▶ TEXTAUSZUG:
* * * * * * * * *
Mal eine Milchkinderrechnung: Nun kauft sich zwar nicht jeder ein Auto für mehr als 40k €, aber im Schnitt sind wir sicher bei 15k €. Über sechs Jahre abgeschrieben sind wir hier bei 208,33€ pro Monat + Kraftstoff + Versicherung + Steuer + Verschleiß. Das ist auf den durchschnittlichen Mobilitätsbedarf gerechnet teurer als ÖV.

Zitat
def
Beim Angebot gibt es diesen Zielkonflikt hingegen viel weniger: ein besseres ÖV-Angebot ist in sozialer und ökologischer Hinsicht sinnvoll, v.a., wenn parallel ein Teil der riesigen dem MIV gewidmeten Fläche umgenutzt wird (was wiederum auch in ökologischer wie sozialer Hinsicht sinnvoll ist, weil die dadurch begünstigten Hitzeinseln oft eher arme Stadtteile betreffen). Auch hier gibt es natürlich Grenzen: ein mit zwei Menschen besetzter Bus zwischen Kleinkleckersdorf und Hintertupfing ist ökologisch eher eine Katastrophe, aber in sozialer Hinsicht trotzdem sinnvoll, da Voraussetzung für die gesellschaftliche Teilhabe vieler Menschen.
* * * * * * * * *
▶ EXTRAHIERTE DATEN:

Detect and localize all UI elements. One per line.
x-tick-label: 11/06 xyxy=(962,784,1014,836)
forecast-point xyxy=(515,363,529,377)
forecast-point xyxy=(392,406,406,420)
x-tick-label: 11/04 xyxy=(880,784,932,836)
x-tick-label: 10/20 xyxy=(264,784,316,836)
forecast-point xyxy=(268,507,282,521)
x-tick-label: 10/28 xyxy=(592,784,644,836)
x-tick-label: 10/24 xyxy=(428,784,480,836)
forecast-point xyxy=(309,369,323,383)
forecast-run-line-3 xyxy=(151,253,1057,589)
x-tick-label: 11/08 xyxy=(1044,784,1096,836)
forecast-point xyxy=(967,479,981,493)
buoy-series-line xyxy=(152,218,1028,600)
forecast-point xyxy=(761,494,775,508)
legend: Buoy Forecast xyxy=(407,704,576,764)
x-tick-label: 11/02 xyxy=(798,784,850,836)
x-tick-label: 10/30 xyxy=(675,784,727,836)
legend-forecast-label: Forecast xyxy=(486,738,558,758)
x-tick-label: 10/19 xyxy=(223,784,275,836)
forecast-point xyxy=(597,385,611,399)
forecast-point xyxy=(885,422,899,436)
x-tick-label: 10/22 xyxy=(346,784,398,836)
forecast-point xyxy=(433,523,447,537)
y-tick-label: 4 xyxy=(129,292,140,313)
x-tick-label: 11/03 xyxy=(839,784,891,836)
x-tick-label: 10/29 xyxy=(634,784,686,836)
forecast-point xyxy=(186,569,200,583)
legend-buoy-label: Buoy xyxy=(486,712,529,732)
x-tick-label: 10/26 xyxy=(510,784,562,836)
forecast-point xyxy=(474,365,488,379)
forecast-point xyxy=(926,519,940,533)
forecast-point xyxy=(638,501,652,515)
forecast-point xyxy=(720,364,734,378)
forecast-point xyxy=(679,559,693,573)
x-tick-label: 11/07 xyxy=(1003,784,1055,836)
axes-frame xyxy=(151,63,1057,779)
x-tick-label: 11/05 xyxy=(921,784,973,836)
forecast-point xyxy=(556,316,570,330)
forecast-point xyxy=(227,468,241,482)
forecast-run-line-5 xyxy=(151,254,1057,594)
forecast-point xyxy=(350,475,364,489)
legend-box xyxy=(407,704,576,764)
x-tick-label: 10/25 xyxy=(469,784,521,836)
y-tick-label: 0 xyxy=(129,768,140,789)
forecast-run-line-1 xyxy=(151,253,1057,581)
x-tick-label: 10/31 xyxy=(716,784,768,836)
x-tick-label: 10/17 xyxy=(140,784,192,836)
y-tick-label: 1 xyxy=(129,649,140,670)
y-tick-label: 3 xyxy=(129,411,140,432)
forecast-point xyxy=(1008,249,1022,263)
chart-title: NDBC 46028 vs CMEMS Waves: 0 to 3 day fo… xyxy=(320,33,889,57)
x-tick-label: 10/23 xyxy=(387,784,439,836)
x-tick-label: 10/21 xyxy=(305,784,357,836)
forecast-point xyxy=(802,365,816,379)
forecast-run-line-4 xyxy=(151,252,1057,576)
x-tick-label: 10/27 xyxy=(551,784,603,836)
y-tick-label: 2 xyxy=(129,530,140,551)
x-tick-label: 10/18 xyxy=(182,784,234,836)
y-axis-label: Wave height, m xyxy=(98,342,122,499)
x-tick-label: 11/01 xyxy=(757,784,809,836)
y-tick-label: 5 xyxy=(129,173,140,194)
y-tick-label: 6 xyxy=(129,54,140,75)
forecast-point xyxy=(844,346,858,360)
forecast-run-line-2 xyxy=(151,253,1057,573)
* * * * * * * * *
▶ AUFGABE 1:
Welchen Monatsbetrag errechnet der Text über Autokosten und öffentlichen Verkehr für ein Auto zu 15k €, das über sechs Jahre abgeschrieben wird?
▶ AUFGABE 2:
Führe den Text über Autokosten und öffentlichen Verkehr nach seinem letzten Satz fort.

▶ LÖSUNG 1:
208,33 € pro Monat, dazu kommen Kraftstoff, Versicherung, Steuer und Verschleiß.

▶ LÖSUNG 2:
Auch aus sozialer Sicht ist ein Bus nicht notwendig. Ruftaxis oder andere kleinere Fahrzeuge sind da völlig ausreichend.

Zitat
def
Deshalb sind Mehrverkehre eben letztlich doch sinnvoller als bloße Preissenkung. Die kann aktuell niemand leisten? Stimmt, weil es einen Mangel an Personal, Fahrzeugen und vielfach auch der Infrastruktur gibt. Nur könnte man viele dieser Mängel eben mit Geld beheben: bessere Löhne und Arbeitsbedingungen fürs Personal, ggf. Umstellung geschlossener Systeme wie der Berliner U-Bahn auf fahrerlosen Betrieb, Kauf von Fahrzeugen, Ausbau der Infrastruktur (was dann auch wieder Personal braucht, womit wir beim nächsten Thema wären) etc. Da wären die über fünf Milliarden, die nun der Tankrabatt und die 9-Euro-Karte gekostet haben, unterm Strich sicher sinnvoller investiert (bzw. vielleicht auch "nur" vier Milliarden, wenn die übrigen 1,5 Milliarden für die zielgerichtete Entlastung von Menschen benutzt worden wären, die es nötig haben).

Ja, stimmt. Und ich wär sofort dabei. Aber wieder wird nur über die Kosten, aber nicht über den zeitlichen Horizont geschrieben. Ich könnte jetzt hier genau so emotional werden, wie du sonst. ;) Alleine Personal zu finden, in den Mengen, das dauert selbst mit 50% mehr Gehalt Jahre. Und dann die Herstellung von Fahrzeugen oder der Bau neuer Strecken ... da sind wir eher beim 5°C-Ziel. Ohne klimapositive Technologie wird es nicht mehr gelingen. Das Kind ist ins Wasser gefallen. Wir brauchen einfach Lösungen, die CO2 binden und nicht nur vermeiden oder gar reduzieren.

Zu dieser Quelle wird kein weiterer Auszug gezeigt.